Records from a dataset ::
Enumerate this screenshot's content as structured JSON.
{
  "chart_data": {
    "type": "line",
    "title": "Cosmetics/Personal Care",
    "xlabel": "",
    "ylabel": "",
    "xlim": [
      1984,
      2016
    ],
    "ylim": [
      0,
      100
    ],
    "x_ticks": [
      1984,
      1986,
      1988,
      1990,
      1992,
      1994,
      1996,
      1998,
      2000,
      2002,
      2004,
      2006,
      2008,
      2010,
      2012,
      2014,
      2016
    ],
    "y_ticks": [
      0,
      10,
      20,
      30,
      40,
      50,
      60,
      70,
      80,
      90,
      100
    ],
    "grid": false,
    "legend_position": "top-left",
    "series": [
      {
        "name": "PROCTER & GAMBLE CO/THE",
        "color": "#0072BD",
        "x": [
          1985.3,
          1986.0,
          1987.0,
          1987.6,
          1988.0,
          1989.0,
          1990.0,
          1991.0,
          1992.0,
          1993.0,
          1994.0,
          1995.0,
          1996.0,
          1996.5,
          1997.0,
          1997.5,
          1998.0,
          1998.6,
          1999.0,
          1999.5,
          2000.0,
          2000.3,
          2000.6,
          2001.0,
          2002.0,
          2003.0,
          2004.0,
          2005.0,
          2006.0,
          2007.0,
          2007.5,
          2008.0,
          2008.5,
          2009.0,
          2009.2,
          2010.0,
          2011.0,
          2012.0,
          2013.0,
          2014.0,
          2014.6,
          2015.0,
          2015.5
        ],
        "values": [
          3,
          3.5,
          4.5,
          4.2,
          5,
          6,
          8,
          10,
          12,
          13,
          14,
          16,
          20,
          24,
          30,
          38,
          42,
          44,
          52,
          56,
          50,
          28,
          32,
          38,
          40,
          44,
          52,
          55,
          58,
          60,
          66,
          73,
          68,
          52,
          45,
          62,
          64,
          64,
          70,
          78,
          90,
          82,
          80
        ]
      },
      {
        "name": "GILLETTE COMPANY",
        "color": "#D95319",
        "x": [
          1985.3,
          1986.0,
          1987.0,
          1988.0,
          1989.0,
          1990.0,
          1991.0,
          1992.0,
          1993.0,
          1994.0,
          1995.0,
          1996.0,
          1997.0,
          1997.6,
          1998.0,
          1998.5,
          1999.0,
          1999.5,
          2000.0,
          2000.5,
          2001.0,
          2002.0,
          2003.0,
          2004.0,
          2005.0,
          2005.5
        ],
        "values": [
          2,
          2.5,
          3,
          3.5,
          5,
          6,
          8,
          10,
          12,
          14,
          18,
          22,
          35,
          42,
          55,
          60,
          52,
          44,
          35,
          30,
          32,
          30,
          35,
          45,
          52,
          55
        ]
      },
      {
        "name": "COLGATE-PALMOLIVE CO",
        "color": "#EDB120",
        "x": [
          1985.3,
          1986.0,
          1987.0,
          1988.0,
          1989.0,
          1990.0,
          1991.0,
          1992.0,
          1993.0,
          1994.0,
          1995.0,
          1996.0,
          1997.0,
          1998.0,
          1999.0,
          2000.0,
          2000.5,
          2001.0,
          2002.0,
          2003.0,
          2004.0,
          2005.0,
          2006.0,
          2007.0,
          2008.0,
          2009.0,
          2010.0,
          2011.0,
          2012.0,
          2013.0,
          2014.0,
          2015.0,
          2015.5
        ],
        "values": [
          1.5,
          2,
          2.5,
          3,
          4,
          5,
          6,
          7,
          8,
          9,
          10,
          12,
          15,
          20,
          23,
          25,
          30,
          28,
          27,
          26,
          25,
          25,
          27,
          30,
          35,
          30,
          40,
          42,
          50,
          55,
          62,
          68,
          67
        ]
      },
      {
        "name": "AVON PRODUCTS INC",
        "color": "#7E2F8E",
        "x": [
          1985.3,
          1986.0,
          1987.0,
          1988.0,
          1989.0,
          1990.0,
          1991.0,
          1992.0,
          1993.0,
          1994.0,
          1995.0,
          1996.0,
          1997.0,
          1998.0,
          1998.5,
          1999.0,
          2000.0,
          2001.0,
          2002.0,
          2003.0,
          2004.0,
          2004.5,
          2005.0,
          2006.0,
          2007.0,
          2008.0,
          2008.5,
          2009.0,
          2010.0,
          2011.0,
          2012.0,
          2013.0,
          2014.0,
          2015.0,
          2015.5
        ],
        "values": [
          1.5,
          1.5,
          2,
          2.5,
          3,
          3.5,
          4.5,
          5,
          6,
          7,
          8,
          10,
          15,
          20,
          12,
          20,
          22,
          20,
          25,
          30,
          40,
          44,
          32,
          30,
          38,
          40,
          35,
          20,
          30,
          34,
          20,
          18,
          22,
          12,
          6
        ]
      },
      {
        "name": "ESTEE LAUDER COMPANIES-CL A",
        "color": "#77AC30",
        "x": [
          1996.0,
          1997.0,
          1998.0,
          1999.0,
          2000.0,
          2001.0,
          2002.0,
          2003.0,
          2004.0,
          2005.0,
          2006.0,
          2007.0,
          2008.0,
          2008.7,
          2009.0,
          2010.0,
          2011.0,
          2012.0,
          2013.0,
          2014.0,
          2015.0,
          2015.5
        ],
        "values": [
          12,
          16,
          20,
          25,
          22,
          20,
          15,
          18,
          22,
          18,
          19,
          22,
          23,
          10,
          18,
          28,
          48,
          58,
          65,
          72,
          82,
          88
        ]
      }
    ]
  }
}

Exercise instructions :: Scan the records above for the string "color", then report every line that contains it.

Solved exercise ::
        "color": "#0072BD",
        "color": "#D95319",
        "color": "#EDB120",
        "color": "#7E2F8E",
        "color": "#77AC30",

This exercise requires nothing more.